Return the listing below unchanged, reproducing every line word for word.

— Start of Supplied entries —

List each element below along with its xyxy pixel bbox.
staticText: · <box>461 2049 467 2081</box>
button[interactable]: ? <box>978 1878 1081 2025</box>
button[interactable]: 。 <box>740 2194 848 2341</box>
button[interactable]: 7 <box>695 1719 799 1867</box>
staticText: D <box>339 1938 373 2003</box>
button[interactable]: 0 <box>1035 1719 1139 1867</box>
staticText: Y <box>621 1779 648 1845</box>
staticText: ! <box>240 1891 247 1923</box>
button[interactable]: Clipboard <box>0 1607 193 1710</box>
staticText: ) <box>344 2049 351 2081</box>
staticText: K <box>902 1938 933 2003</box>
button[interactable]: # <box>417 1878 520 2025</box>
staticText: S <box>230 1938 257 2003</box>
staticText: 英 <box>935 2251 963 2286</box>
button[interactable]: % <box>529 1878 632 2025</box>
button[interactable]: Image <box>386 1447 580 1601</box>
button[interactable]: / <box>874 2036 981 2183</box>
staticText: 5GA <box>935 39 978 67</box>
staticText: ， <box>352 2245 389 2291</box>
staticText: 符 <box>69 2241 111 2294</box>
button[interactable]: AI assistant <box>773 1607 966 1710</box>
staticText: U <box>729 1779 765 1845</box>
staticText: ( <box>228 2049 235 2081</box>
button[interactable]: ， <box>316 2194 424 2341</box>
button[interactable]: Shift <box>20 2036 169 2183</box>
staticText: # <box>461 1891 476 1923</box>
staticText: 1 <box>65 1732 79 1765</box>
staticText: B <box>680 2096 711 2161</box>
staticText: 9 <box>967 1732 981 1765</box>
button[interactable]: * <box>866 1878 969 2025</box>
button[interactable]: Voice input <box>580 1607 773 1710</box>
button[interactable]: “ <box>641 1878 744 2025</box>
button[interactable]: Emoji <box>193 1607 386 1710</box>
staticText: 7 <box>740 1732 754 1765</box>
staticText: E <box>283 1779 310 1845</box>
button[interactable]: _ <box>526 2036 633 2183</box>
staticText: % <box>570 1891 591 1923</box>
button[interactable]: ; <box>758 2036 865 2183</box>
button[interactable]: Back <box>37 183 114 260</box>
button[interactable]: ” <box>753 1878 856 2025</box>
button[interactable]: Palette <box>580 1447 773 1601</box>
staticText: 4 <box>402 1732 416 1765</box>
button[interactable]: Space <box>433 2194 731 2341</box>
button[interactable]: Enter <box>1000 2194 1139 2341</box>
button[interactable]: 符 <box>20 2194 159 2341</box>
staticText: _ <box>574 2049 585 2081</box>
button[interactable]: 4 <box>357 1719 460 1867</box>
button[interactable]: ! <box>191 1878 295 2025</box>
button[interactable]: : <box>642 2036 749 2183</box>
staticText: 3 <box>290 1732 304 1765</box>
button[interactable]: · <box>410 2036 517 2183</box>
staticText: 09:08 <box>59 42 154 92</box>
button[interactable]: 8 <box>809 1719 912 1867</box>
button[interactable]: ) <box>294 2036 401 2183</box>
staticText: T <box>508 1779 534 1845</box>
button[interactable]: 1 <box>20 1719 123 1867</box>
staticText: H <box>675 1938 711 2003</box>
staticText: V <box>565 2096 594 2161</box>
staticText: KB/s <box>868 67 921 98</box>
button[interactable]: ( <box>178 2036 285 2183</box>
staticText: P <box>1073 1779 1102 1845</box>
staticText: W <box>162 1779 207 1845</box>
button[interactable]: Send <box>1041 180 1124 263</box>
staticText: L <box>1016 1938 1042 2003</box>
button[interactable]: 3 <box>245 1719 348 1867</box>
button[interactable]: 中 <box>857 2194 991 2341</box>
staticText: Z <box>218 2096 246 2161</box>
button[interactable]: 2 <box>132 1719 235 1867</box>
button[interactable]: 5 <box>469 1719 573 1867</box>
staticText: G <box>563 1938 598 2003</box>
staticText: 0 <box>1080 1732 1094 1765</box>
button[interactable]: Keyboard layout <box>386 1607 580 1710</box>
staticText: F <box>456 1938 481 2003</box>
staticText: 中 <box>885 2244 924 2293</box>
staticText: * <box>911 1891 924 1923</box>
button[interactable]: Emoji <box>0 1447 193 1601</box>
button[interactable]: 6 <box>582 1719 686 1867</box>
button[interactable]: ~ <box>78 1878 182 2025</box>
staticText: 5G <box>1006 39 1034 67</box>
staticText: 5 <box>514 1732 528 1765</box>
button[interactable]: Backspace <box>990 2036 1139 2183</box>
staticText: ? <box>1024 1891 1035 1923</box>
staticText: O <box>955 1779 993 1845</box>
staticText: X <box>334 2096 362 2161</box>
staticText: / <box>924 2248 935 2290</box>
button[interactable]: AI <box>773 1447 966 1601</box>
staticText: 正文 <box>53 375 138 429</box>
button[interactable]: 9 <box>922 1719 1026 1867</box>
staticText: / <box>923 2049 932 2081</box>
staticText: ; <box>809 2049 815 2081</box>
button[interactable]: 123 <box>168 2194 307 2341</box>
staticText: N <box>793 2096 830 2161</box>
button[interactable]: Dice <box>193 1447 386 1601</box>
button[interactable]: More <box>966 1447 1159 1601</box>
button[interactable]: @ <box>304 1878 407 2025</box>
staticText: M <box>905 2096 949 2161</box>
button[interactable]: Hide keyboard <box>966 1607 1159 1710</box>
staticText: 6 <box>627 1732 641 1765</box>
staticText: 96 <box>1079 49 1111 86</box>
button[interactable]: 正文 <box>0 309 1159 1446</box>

— End of Supplied entries —

### [Exercise answer]
List each element below along with its xyxy pixel bbox.
staticText: · <box>461 2049 467 2081</box>
button[interactable]: ? <box>978 1878 1081 2025</box>
button[interactable]: 。 <box>740 2194 848 2341</box>
button[interactable]: 7 <box>695 1719 799 1867</box>
staticText: D <box>339 1938 373 2003</box>
button[interactable]: 0 <box>1035 1719 1139 1867</box>
staticText: Y <box>621 1779 648 1845</box>
staticText: ! <box>240 1891 247 1923</box>
button[interactable]: Clipboard <box>0 1607 193 1710</box>
staticText: ) <box>344 2049 351 2081</box>
staticText: K <box>902 1938 933 2003</box>
button[interactable]: # <box>417 1878 520 2025</box>
staticText: S <box>230 1938 257 2003</box>
staticText: 英 <box>935 2251 963 2286</box>
button[interactable]: % <box>529 1878 632 2025</box>
button[interactable]: Image <box>386 1447 580 1601</box>
button[interactable]: / <box>874 2036 981 2183</box>
staticText: 5GA <box>935 39 978 67</box>
staticText: ， <box>352 2245 389 2291</box>
staticText: 符 <box>69 2241 111 2294</box>
button[interactable]: AI assistant <box>773 1607 966 1710</box>
staticText: U <box>729 1779 765 1845</box>
staticText: ( <box>228 2049 235 2081</box>
button[interactable]: ， <box>316 2194 424 2341</box>
button[interactable]: Shift <box>20 2036 169 2183</box>
staticText: # <box>461 1891 476 1923</box>
staticText: 1 <box>65 1732 79 1765</box>
staticText: B <box>680 2096 711 2161</box>
staticText: 9 <box>967 1732 981 1765</box>
button[interactable]: * <box>866 1878 969 2025</box>
button[interactable]: Voice input <box>580 1607 773 1710</box>
button[interactable]: “ <box>641 1878 744 2025</box>
button[interactable]: Emoji <box>193 1607 386 1710</box>
staticText: 7 <box>740 1732 754 1765</box>
staticText: E <box>283 1779 310 1845</box>
button[interactable]: _ <box>526 2036 633 2183</box>
staticText: % <box>570 1891 591 1923</box>
button[interactable]: ; <box>758 2036 865 2183</box>
button[interactable]: Back <box>37 183 114 260</box>
button[interactable]: ” <box>753 1878 856 2025</box>
button[interactable]: Palette <box>580 1447 773 1601</box>
staticText: 4 <box>402 1732 416 1765</box>
button[interactable]: Space <box>433 2194 731 2341</box>
button[interactable]: Enter <box>1000 2194 1139 2341</box>
button[interactable]: 符 <box>20 2194 159 2341</box>
staticText: _ <box>574 2049 585 2081</box>
button[interactable]: 4 <box>357 1719 460 1867</box>
button[interactable]: ! <box>191 1878 295 2025</box>
button[interactable]: : <box>642 2036 749 2183</box>
staticText: 3 <box>290 1732 304 1765</box>
button[interactable]: · <box>410 2036 517 2183</box>
staticText: 09:08 <box>59 42 154 92</box>
button[interactable]: 8 <box>809 1719 912 1867</box>
button[interactable]: ) <box>294 2036 401 2183</box>
staticText: T <box>508 1779 534 1845</box>
button[interactable]: 1 <box>20 1719 123 1867</box>
staticText: H <box>675 1938 711 2003</box>
staticText: V <box>565 2096 594 2161</box>
staticText: KB/s <box>868 67 921 98</box>
button[interactable]: ( <box>178 2036 285 2183</box>
staticText: P <box>1073 1779 1102 1845</box>
staticText: W <box>162 1779 207 1845</box>
button[interactable]: Send <box>1041 180 1124 263</box>
staticText: L <box>1016 1938 1042 2003</box>
button[interactable]: 3 <box>245 1719 348 1867</box>
button[interactable]: 中 <box>857 2194 991 2341</box>
staticText: Z <box>218 2096 246 2161</box>
button[interactable]: 2 <box>132 1719 235 1867</box>
button[interactable]: 5 <box>469 1719 573 1867</box>
staticText: G <box>563 1938 598 2003</box>
staticText: 0 <box>1080 1732 1094 1765</box>
button[interactable]: Keyboard layout <box>386 1607 580 1710</box>
staticText: F <box>456 1938 481 2003</box>
staticText: 中 <box>885 2244 924 2293</box>
staticText: * <box>911 1891 924 1923</box>
button[interactable]: Emoji <box>0 1447 193 1601</box>
button[interactable]: 6 <box>582 1719 686 1867</box>
button[interactable]: ~ <box>78 1878 182 2025</box>
staticText: 5G <box>1006 39 1034 67</box>
staticText: 5 <box>514 1732 528 1765</box>
button[interactable]: Backspace <box>990 2036 1139 2183</box>
staticText: ? <box>1024 1891 1035 1923</box>
staticText: O <box>955 1779 993 1845</box>
staticText: X <box>334 2096 362 2161</box>
staticText: / <box>924 2248 935 2290</box>
button[interactable]: AI <box>773 1447 966 1601</box>
staticText: 正文 <box>53 375 138 429</box>
button[interactable]: 9 <box>922 1719 1026 1867</box>
staticText: / <box>923 2049 932 2081</box>
staticText: ; <box>809 2049 815 2081</box>
button[interactable]: 123 <box>168 2194 307 2341</box>
staticText: N <box>793 2096 830 2161</box>
button[interactable]: Dice <box>193 1447 386 1601</box>
button[interactable]: More <box>966 1447 1159 1601</box>
button[interactable]: @ <box>304 1878 407 2025</box>
staticText: M <box>905 2096 949 2161</box>
button[interactable]: Hide keyboard <box>966 1607 1159 1710</box>
staticText: 6 <box>627 1732 641 1765</box>
staticText: 96 <box>1079 49 1111 86</box>
button[interactable]: 正文 <box>0 309 1159 1446</box>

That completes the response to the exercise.